• _WHAT YOU NEED TO DO_
Show every line of the material below that contains the string "Text".

• _RECORDS SUPPLIED_

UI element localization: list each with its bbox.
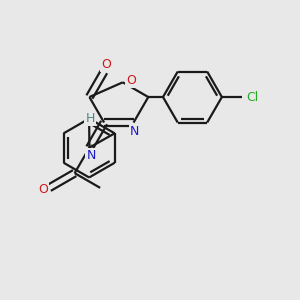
Text: Cl: Cl: [246, 91, 258, 103]
Text: O: O: [38, 183, 48, 196]
Text: O: O: [127, 74, 136, 87]
Text: N: N: [87, 149, 96, 162]
Text: H: H: [86, 112, 95, 125]
Text: O: O: [101, 58, 111, 71]
Text: N: N: [130, 125, 139, 138]
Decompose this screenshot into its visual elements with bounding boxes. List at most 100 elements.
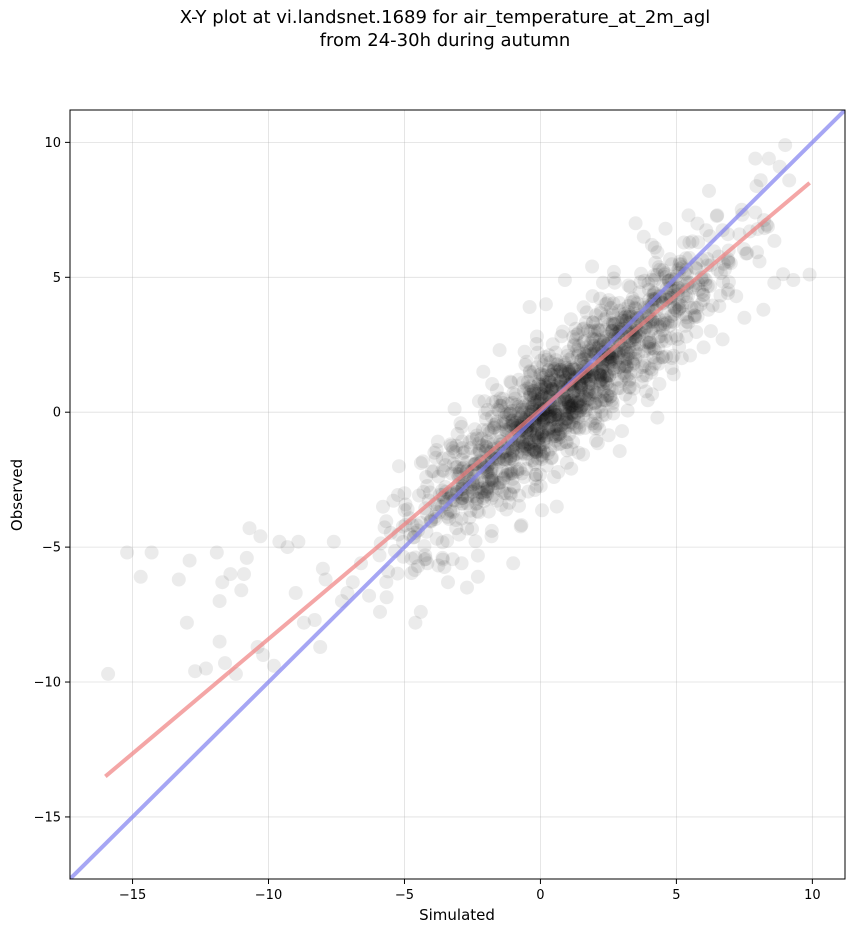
scatter-point — [529, 445, 544, 460]
scatter-point — [435, 535, 450, 550]
scatter-point — [615, 343, 629, 358]
scatter-point — [529, 337, 544, 351]
scatter-point — [696, 288, 711, 303]
scatter-point — [441, 450, 456, 465]
scatter-point — [479, 484, 494, 499]
scatter-point — [645, 387, 660, 402]
scatter-point — [579, 348, 594, 363]
scatter-point — [571, 326, 586, 341]
scatter-point — [664, 331, 679, 346]
scatter-point — [602, 355, 617, 370]
scatter-point — [542, 348, 557, 363]
scatter-point — [637, 273, 652, 288]
scatter-point — [472, 485, 487, 500]
scatter-point — [471, 444, 486, 459]
scatter-point — [499, 468, 513, 483]
scatter-point — [522, 385, 537, 400]
scatter-point — [661, 274, 676, 289]
scatter-point — [417, 552, 432, 567]
scatter-point — [502, 418, 517, 433]
scatter-point — [589, 395, 604, 410]
scatter-point — [710, 262, 725, 277]
scatter-point — [531, 376, 546, 391]
scatter-point — [457, 444, 472, 459]
scatter-point — [171, 572, 186, 587]
scatter-point — [199, 661, 213, 676]
scatter-point — [582, 372, 597, 387]
scatter-point — [543, 409, 558, 424]
scatter-point — [511, 372, 526, 387]
scatter-point — [687, 308, 702, 323]
scatter-point — [491, 480, 506, 495]
scatter-point — [460, 490, 475, 505]
scatter-point — [547, 438, 562, 453]
scatter-point — [455, 441, 470, 456]
scatter-point — [593, 373, 608, 388]
scatter-point — [549, 357, 564, 372]
scatter-point — [585, 259, 600, 274]
scatter-point — [524, 379, 539, 394]
scatter-point — [574, 399, 589, 414]
scatter-point — [670, 332, 685, 347]
scatter-point — [456, 446, 471, 460]
scatter-point — [574, 381, 589, 396]
scatter-point — [681, 208, 696, 223]
scatter-point — [448, 445, 463, 460]
scatter-point — [584, 336, 599, 351]
scatter-point — [671, 297, 686, 312]
scatter-point — [593, 291, 608, 306]
scatter-point — [495, 484, 510, 499]
scatter-point — [120, 545, 135, 560]
scatter-point — [776, 267, 791, 282]
scatter-point — [604, 355, 619, 370]
scatter-point — [585, 289, 600, 304]
scatter-point — [589, 332, 604, 347]
scatter-point — [449, 438, 464, 453]
scatter-point — [605, 323, 620, 338]
scatter-point — [530, 345, 545, 360]
scatter-point — [629, 332, 644, 347]
scatter-point — [503, 374, 518, 389]
scatter-point — [439, 494, 454, 509]
scatter-point — [544, 383, 558, 398]
scatter-point — [574, 387, 589, 402]
scatter-point — [485, 473, 500, 488]
scatter-point — [647, 268, 662, 283]
scatter-point — [588, 316, 603, 331]
scatter-point — [545, 378, 560, 392]
scatter-point — [720, 286, 735, 301]
scatter-point — [636, 229, 651, 244]
scatter-point — [417, 539, 432, 554]
scatter-point — [721, 254, 736, 269]
scatter-point — [547, 470, 561, 484]
scatter-point — [526, 383, 541, 398]
scatter-point — [635, 368, 650, 383]
scatter-point — [579, 344, 594, 359]
scatter-point — [586, 315, 601, 330]
scatter-point — [613, 381, 627, 395]
scatter-point — [596, 370, 611, 384]
scatter-point — [536, 368, 551, 383]
scatter-point — [519, 381, 534, 396]
scatter-point — [212, 634, 227, 649]
scatter-point — [633, 275, 648, 290]
scatter-point — [541, 363, 556, 378]
scatter-point — [647, 240, 662, 255]
scatter-point — [470, 491, 484, 506]
scatter-point — [613, 374, 628, 389]
scatter-point — [662, 280, 677, 295]
scatter-point — [658, 221, 673, 236]
scatter-point — [480, 481, 495, 495]
scatter-point — [484, 474, 499, 489]
scatter-point — [474, 431, 489, 446]
scatter-point — [534, 426, 549, 441]
scatter-point — [539, 458, 554, 473]
scatter-point — [606, 306, 620, 321]
scatter-point — [663, 252, 677, 267]
scatter-point — [541, 422, 556, 436]
scatter-point — [588, 411, 603, 426]
scatter-point — [603, 355, 618, 369]
scatter-point — [500, 464, 515, 479]
scatter-point — [621, 347, 636, 362]
scatter-point — [504, 466, 519, 481]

• _REPLY_
Text: Cl: Cl: [246, 91, 258, 103]
Text: O: O: [38, 183, 48, 196]
Text: O: O: [127, 74, 136, 87]
Text: N: N: [87, 149, 96, 162]
Text: H: H: [86, 112, 95, 125]
Text: O: O: [101, 58, 111, 71]
Text: N: N: [130, 125, 139, 138]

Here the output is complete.